* **Exercise task**:
Give a verbatim copy of the lines below, minus the pictures.

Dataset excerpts
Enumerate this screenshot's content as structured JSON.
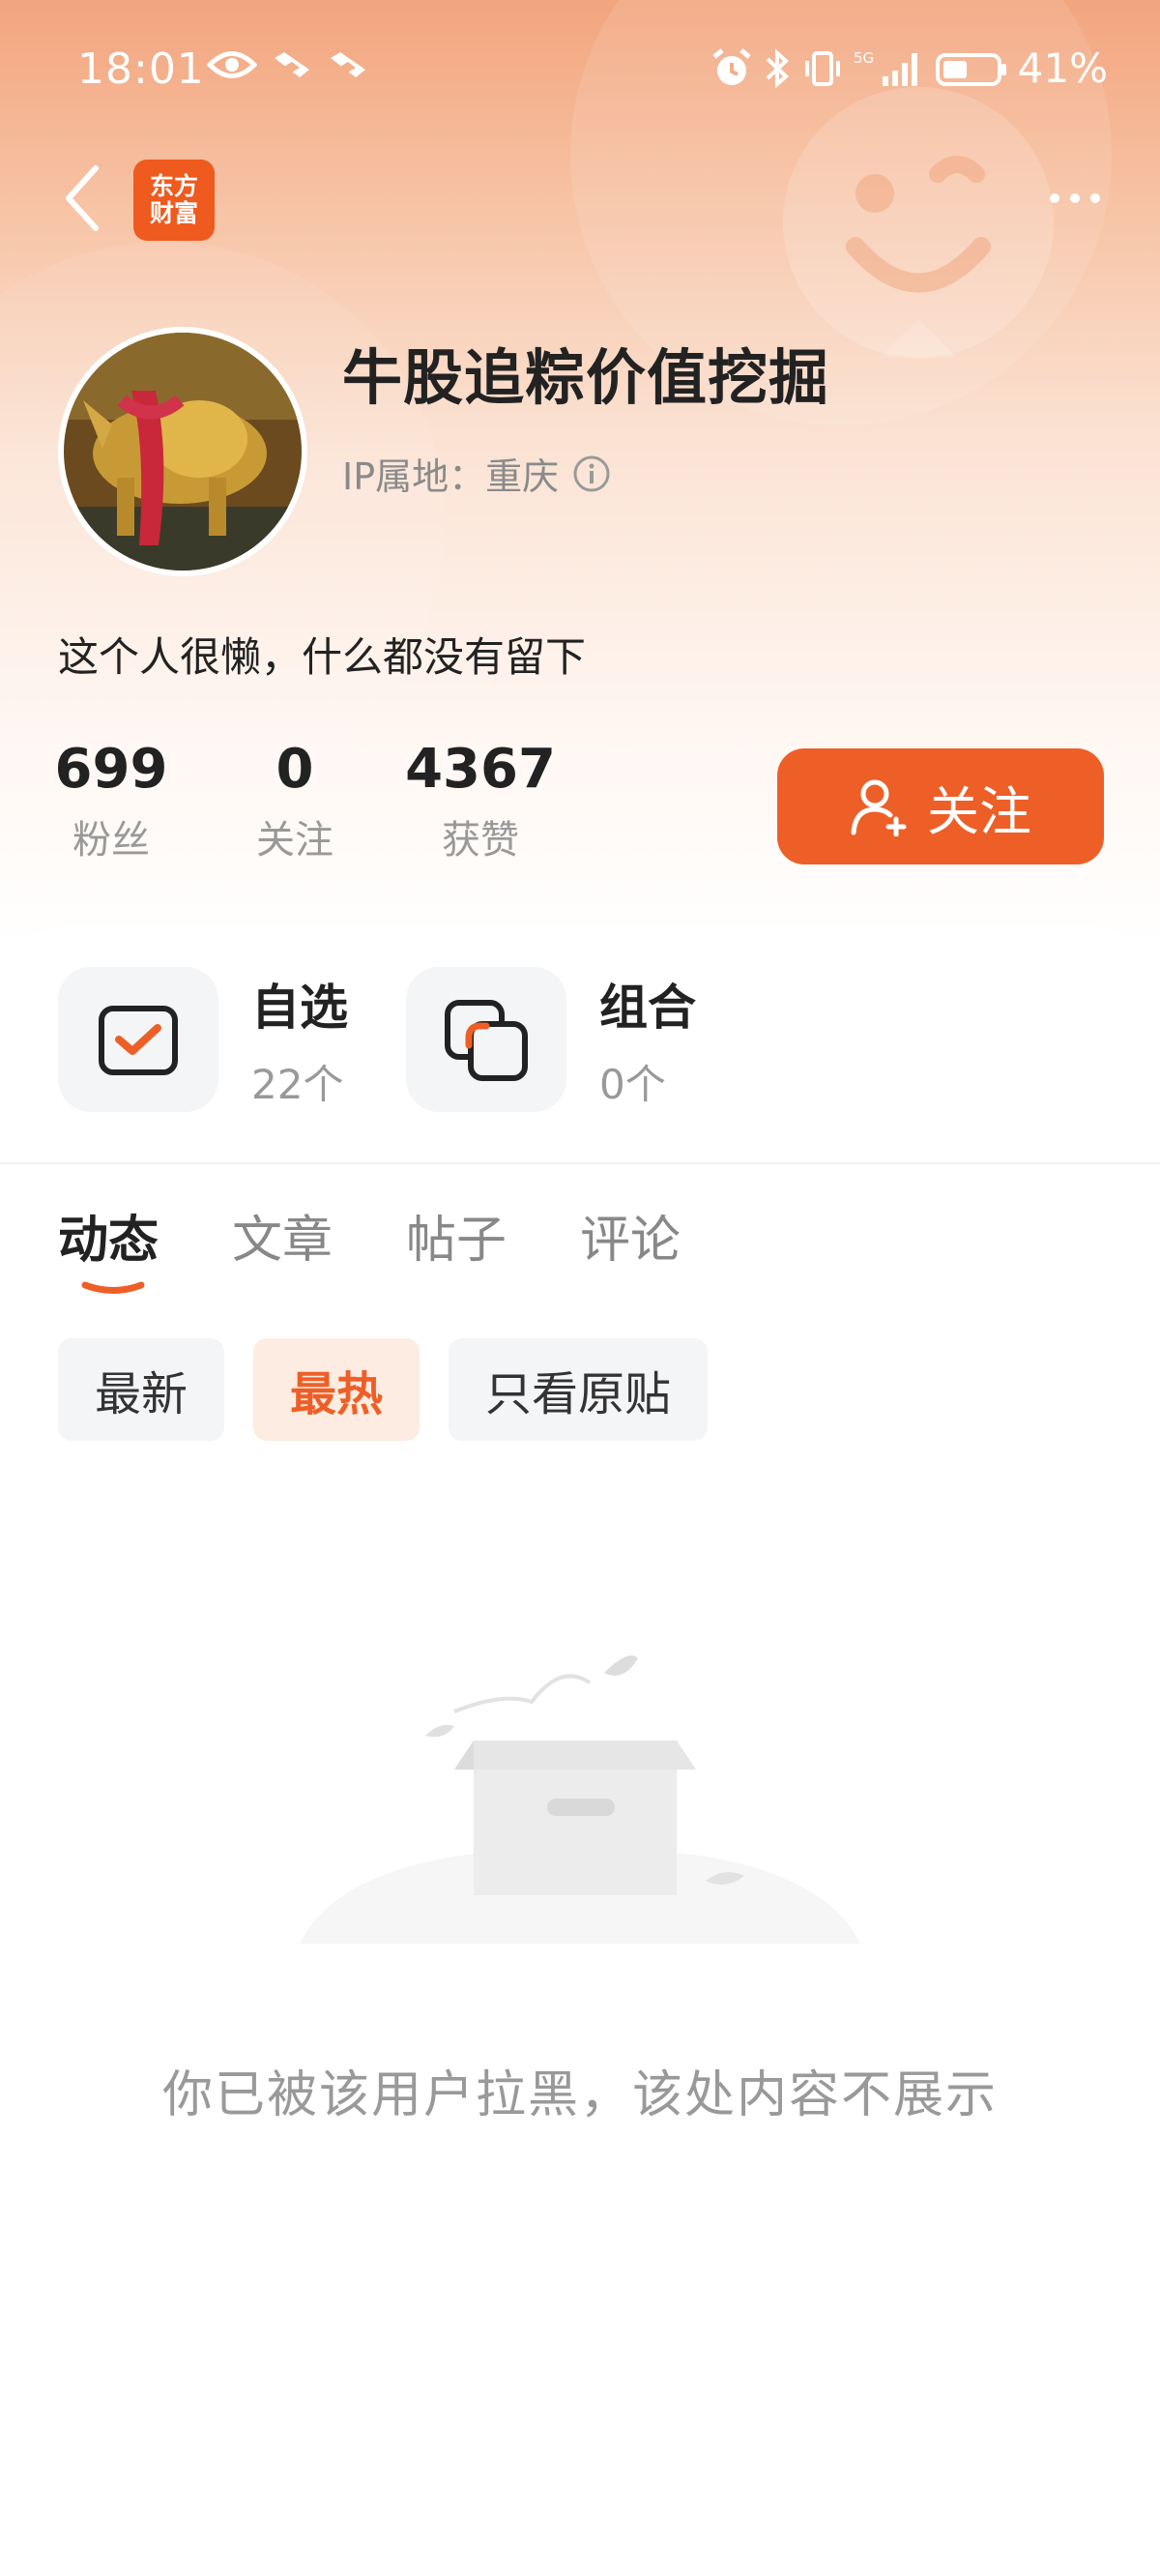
{
  "status_bar": {
    "time": "18:01",
    "battery": "41%",
    "network": "5G"
  },
  "brand": {
    "logo_line1": "东方",
    "logo_line2": "财富"
  },
  "profile": {
    "name": "牛股追粽价值挖掘",
    "ip_location": "IP属地：重庆",
    "bio": "这个人很懒，什么都没有留下"
  },
  "stats": {
    "fans": {
      "value": "699",
      "label": "粉丝"
    },
    "following": {
      "value": "0",
      "label": "关注"
    },
    "likes": {
      "value": "4367",
      "label": "获赞"
    }
  },
  "follow_button": {
    "label": "关注"
  },
  "quick": {
    "watchlist": {
      "title": "自选",
      "count": "22个"
    },
    "portfolio": {
      "title": "组合",
      "count": "0个"
    }
  },
  "tabs": [
    {
      "label": "动态",
      "active": true
    },
    {
      "label": "文章",
      "active": false
    },
    {
      "label": "帖子",
      "active": false
    },
    {
      "label": "评论",
      "active": false
    }
  ],
  "filters": [
    {
      "label": "最新",
      "active": false
    },
    {
      "label": "最热",
      "active": true
    },
    {
      "label": "只看原贴",
      "active": false
    }
  ],
  "empty_state": {
    "message": "你已被该用户拉黑，该处内容不展示"
  },
  "colors": {
    "accent": "#ee5f28",
    "header_top": "#f2a57e",
    "chip_bg": "#f4f5f7"
  }
}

* **Response to this task**:
Enumerate this screenshot's content as structured JSON.
{
  "status_bar": {
    "time": "18:01",
    "battery": "41%",
    "network": "5G"
  },
  "brand": {
    "logo_line1": "东方",
    "logo_line2": "财富"
  },
  "profile": {
    "name": "牛股追粽价值挖掘",
    "ip_location": "IP属地：重庆",
    "bio": "这个人很懒，什么都没有留下"
  },
  "stats": {
    "fans": {
      "value": "699",
      "label": "粉丝"
    },
    "following": {
      "value": "0",
      "label": "关注"
    },
    "likes": {
      "value": "4367",
      "label": "获赞"
    }
  },
  "follow_button": {
    "label": "关注"
  },
  "quick": {
    "watchlist": {
      "title": "自选",
      "count": "22个"
    },
    "portfolio": {
      "title": "组合",
      "count": "0个"
    }
  },
  "tabs": [
    {
      "label": "动态",
      "active": true
    },
    {
      "label": "文章",
      "active": false
    },
    {
      "label": "帖子",
      "active": false
    },
    {
      "label": "评论",
      "active": false
    }
  ],
  "filters": [
    {
      "label": "最新",
      "active": false
    },
    {
      "label": "最热",
      "active": true
    },
    {
      "label": "只看原贴",
      "active": false
    }
  ],
  "empty_state": {
    "message": "你已被该用户拉黑，该处内容不展示"
  },
  "colors": {
    "accent": "#ee5f28",
    "header_top": "#f2a57e",
    "chip_bg": "#f4f5f7"
  }
}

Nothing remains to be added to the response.